Emerging growth company
If an emerging growth company, indicate by check mark if the registrant has elected not to use the extended transition period for complying with any new or revised financial accounting standards provided pursuant to Section 13(a) of the Exchange Act.





Item 5.02 Departure of Directors or Certain Officers; Election of Directors; Appointment of Certain Officers; Compensatory Arrangements of Certain Officers.

On May 9, 2026, Entegris, Inc. (the "Company") entered into a Transition Agreement and Release (the “Agreement”) with Daniel Woodland, the Company’s Senior Vice President and President, Materials Solutions, pursuant to which Mr. Woodland will retire from the Company on June 1, 2026 (the "Retirement Date"). Olivier Blachier, who currently serves as the Company’s Senior Vice President, Chief Strategy and Innovation Officer, will succeed Mr. Woodland as the Company’s President, Materials Solutions, effective June 1, 2026, and will retain his role as Senior Vice President, Chief Innovation Officer.

Pursuant to the Agreement, Mr. Woodland will continue to receive his current base salary until the Retirement Date and will be entitled to receive a prorated payment under the Company’s short-term incentive compensation plan for 2026, if earned, payable at the same time as all other Company participants. The Agreement also provides a general release of claims in favor of the Company and its affiliates.

In connection with Mr. Woodland’s retirement, and consistent with the terms of each applicable award agreement, subject to continued compliance with post-departure restrictive covenants and the non-revocation of the release of claims in favor of the Company, Mr. Woodland’s annual long-term equity incentive awards granted in 2022, 2023, 2024 and 2025 will continue to vest in accordance with the vesting schedule set forth in the applicable award agreement (or, for performance share units, remain outstanding subject to attainment of the applicable performance metrics). Pursuant to the terms of each applicable award agreement, Mr. Woodland’s long-term equity incentive awards granted in 2026 will be forfeited effective as of the Retirement Date.

**Set tasks**
1. Transcribe the part of the passage on Daniel Woodland's retirement starting with "Pursuant to the Agreement, Mr." and going on through "and its affiliates.".
2. According to the passage on Daniel Woodland's retirement, who will succeed him as the Company's President, Materials Solutions?

Items drawn from a data source:
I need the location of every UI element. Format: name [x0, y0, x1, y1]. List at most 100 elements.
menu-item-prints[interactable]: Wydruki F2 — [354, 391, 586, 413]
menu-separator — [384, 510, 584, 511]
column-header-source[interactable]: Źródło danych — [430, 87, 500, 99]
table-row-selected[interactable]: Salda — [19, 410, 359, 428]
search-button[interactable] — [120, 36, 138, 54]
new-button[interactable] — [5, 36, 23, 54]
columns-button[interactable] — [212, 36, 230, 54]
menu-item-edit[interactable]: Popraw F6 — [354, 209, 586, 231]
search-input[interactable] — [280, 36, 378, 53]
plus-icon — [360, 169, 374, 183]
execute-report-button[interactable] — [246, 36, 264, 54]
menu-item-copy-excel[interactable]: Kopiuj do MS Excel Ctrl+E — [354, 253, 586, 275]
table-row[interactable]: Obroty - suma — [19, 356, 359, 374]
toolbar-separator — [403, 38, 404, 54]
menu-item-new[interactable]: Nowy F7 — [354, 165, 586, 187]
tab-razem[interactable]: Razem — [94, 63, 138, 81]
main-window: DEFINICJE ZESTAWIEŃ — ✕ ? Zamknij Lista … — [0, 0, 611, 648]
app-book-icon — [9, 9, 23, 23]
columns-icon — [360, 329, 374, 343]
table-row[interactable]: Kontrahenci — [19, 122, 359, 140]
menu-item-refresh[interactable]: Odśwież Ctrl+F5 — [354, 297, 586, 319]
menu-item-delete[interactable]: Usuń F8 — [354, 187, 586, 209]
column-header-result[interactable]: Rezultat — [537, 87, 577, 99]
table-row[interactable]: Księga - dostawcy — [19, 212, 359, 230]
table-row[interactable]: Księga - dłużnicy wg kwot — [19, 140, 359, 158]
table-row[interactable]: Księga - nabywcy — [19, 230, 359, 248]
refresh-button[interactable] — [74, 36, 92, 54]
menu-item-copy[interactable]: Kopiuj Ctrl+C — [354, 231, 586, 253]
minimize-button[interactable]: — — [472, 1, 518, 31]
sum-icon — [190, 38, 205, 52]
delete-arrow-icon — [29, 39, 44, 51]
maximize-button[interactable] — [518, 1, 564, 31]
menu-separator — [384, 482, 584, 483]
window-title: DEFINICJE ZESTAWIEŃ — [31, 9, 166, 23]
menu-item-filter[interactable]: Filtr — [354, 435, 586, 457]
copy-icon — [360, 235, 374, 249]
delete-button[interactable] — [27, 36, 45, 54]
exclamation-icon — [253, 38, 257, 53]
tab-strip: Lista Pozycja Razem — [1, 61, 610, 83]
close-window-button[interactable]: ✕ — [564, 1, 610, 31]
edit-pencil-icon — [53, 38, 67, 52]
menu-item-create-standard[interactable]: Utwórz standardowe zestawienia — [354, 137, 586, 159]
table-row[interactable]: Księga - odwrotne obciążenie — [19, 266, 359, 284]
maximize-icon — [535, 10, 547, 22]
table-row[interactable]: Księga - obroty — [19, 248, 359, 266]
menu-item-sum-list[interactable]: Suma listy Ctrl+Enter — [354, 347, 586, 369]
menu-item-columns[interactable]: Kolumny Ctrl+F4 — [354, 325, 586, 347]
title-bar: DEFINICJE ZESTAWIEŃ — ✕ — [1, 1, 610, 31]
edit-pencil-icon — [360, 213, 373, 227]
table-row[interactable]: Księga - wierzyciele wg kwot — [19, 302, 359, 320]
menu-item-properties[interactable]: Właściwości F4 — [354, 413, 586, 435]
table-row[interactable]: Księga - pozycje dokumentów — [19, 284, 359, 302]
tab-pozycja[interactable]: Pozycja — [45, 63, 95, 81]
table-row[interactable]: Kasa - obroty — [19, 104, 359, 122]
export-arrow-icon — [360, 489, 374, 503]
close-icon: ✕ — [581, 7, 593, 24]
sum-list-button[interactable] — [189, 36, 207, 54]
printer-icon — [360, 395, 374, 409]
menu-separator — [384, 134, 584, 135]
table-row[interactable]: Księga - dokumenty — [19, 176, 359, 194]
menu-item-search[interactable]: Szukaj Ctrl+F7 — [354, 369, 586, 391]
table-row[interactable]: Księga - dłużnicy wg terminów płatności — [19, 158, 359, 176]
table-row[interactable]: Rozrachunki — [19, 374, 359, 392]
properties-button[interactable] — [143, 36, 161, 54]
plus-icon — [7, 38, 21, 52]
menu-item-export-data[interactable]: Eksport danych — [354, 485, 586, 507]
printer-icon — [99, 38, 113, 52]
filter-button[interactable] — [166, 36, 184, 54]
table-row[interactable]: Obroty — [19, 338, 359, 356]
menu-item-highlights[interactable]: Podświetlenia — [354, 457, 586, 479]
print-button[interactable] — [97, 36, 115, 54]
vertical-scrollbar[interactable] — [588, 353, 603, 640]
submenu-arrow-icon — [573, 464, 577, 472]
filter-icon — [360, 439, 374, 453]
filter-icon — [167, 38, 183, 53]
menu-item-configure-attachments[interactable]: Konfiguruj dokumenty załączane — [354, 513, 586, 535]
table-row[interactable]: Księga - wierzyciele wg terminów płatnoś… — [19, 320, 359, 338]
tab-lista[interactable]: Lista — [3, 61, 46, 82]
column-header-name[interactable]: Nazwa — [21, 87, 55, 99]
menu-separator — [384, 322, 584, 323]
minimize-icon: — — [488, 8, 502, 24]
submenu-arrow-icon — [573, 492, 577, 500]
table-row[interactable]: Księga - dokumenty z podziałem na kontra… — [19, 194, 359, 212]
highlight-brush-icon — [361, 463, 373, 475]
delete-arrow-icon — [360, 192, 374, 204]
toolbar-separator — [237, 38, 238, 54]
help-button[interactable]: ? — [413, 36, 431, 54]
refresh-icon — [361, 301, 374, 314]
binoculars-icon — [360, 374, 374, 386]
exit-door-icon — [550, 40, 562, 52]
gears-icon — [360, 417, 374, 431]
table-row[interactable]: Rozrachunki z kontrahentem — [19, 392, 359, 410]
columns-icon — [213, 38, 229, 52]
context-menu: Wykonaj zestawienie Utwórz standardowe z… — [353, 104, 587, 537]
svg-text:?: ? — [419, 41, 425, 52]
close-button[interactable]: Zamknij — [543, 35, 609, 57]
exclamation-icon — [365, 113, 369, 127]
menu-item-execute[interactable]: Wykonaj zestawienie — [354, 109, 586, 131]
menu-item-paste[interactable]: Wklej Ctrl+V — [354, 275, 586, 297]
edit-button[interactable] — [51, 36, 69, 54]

**Solutions to the problems**
1.
Pursuant to the Agreement, Mr. Woodland will continue to receive his current base salary until the Retirement Date and will be entitled to receive a prorated payment under the Company’s short-term incentive compensation plan for 2026, if earned, payable at the same time as all other Company participants. The Agreement also provides a general release of claims in favor of the Company and its affiliates.

2. Olivier Blachier